> [Dataset records]:
* * * * *
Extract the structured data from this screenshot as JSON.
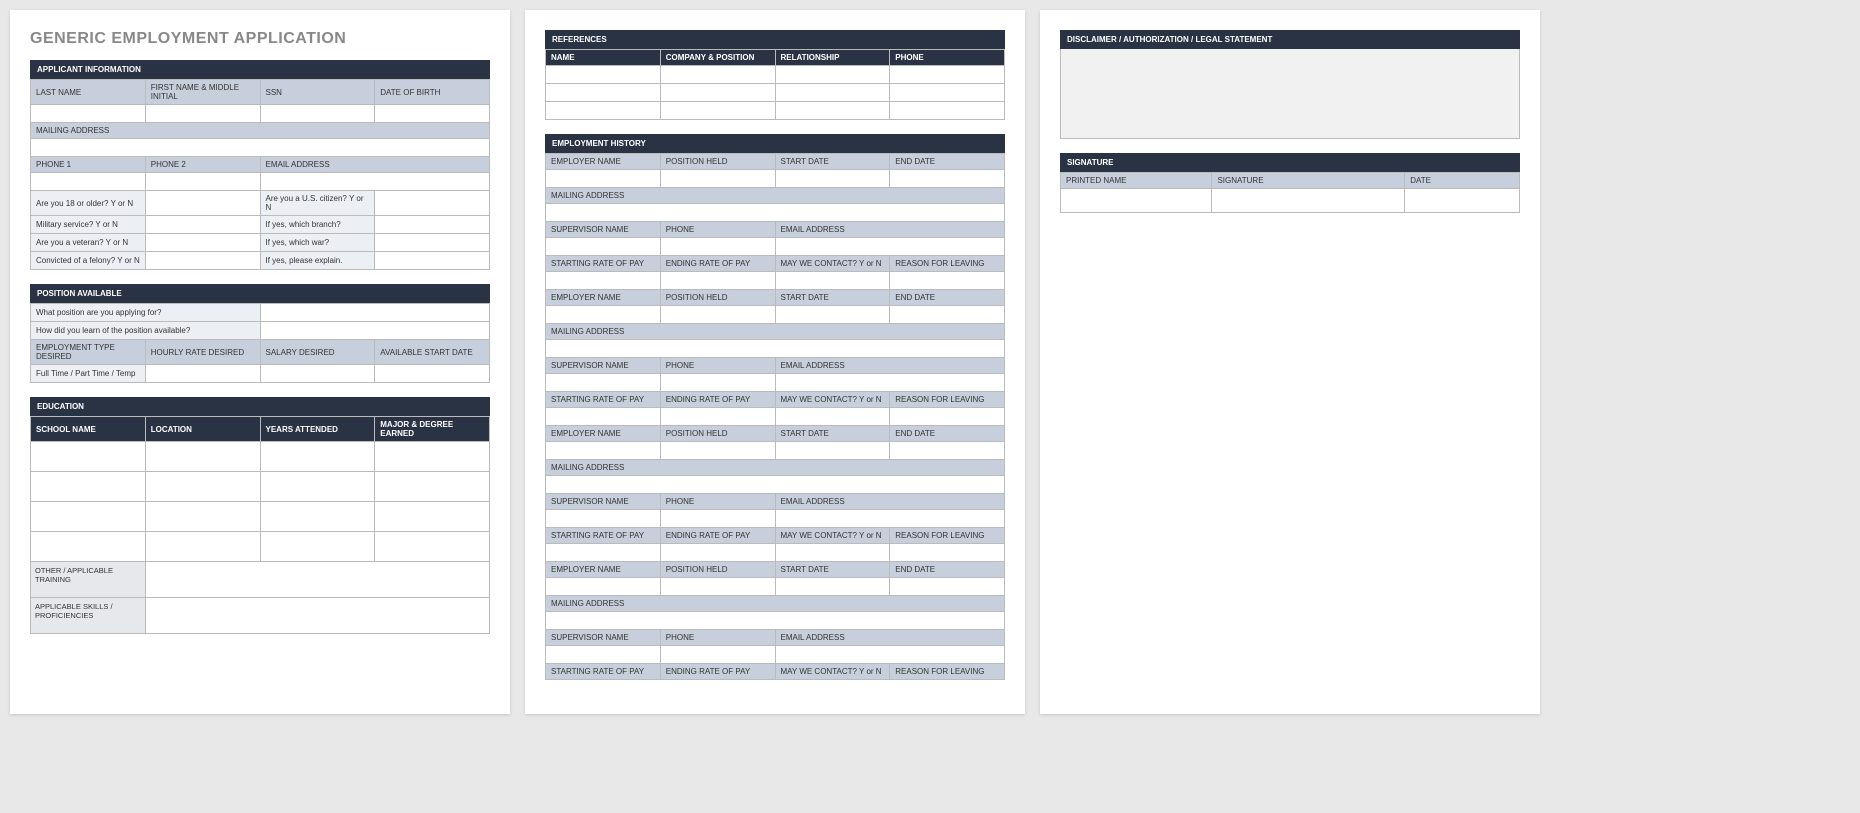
{
  "title": "GENERIC EMPLOYMENT APPLICATION",
  "sections": {
    "applicant": {
      "header": "APPLICANT INFORMATION",
      "last_name": "LAST NAME",
      "first_name": "FIRST NAME & MIDDLE INITIAL",
      "ssn": "SSN",
      "dob": "DATE OF BIRTH",
      "mailing": "MAILING ADDRESS",
      "phone1": "PHONE 1",
      "phone2": "PHONE 2",
      "email": "EMAIL ADDRESS",
      "q18": "Are you 18 or older?  Y or N",
      "qcitizen": "Are you a U.S. citizen?  Y or N",
      "qmilitary": "Military service?  Y or N",
      "qmilitary_b": "If yes, which branch?",
      "qveteran": "Are you a veteran?  Y or N",
      "qveteran_w": "If yes, which war?",
      "qfelony": "Convicted of a felony?  Y or N",
      "qfelony_e": "If yes, please explain."
    },
    "position": {
      "header": "POSITION AVAILABLE",
      "q1": "What position are you applying for?",
      "q2": "How did you learn of the position available?",
      "emp_type": "EMPLOYMENT TYPE DESIRED",
      "hourly": "HOURLY RATE DESIRED",
      "salary": "SALARY DESIRED",
      "start": "AVAILABLE START DATE",
      "emp_type_val": "Full Time / Part Time / Temp"
    },
    "education": {
      "header": "EDUCATION",
      "school": "SCHOOL NAME",
      "location": "LOCATION",
      "years": "YEARS ATTENDED",
      "major": "MAJOR & DEGREE EARNED",
      "other": "OTHER / APPLICABLE TRAINING",
      "skills": "APPLICABLE SKILLS / PROFICIENCIES"
    },
    "references": {
      "header": "REFERENCES",
      "name": "NAME",
      "company": "COMPANY & POSITION",
      "relationship": "RELATIONSHIP",
      "phone": "PHONE"
    },
    "employment": {
      "header": "EMPLOYMENT HISTORY",
      "employer": "EMPLOYER NAME",
      "pos_held": "POSITION HELD",
      "start_date": "START DATE",
      "end_date": "END DATE",
      "mailing": "MAILING ADDRESS",
      "supervisor": "SUPERVISOR NAME",
      "phone": "PHONE",
      "email": "EMAIL ADDRESS",
      "start_pay": "STARTING RATE OF PAY",
      "end_pay": "ENDING RATE OF PAY",
      "contact": "MAY WE CONTACT? Y or N",
      "reason": "REASON FOR LEAVING"
    },
    "disclaimer": {
      "header": "DISCLAIMER / AUTHORIZATION / LEGAL STATEMENT"
    },
    "signature": {
      "header": "SIGNATURE",
      "printed": "PRINTED NAME",
      "sig": "SIGNATURE",
      "date": "DATE"
    }
  }
}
* * * * *
> [Exercise directions]: Among the entries above, how many lines hold the word "PHONE"? Reply with only that number.

> [The answer]: 4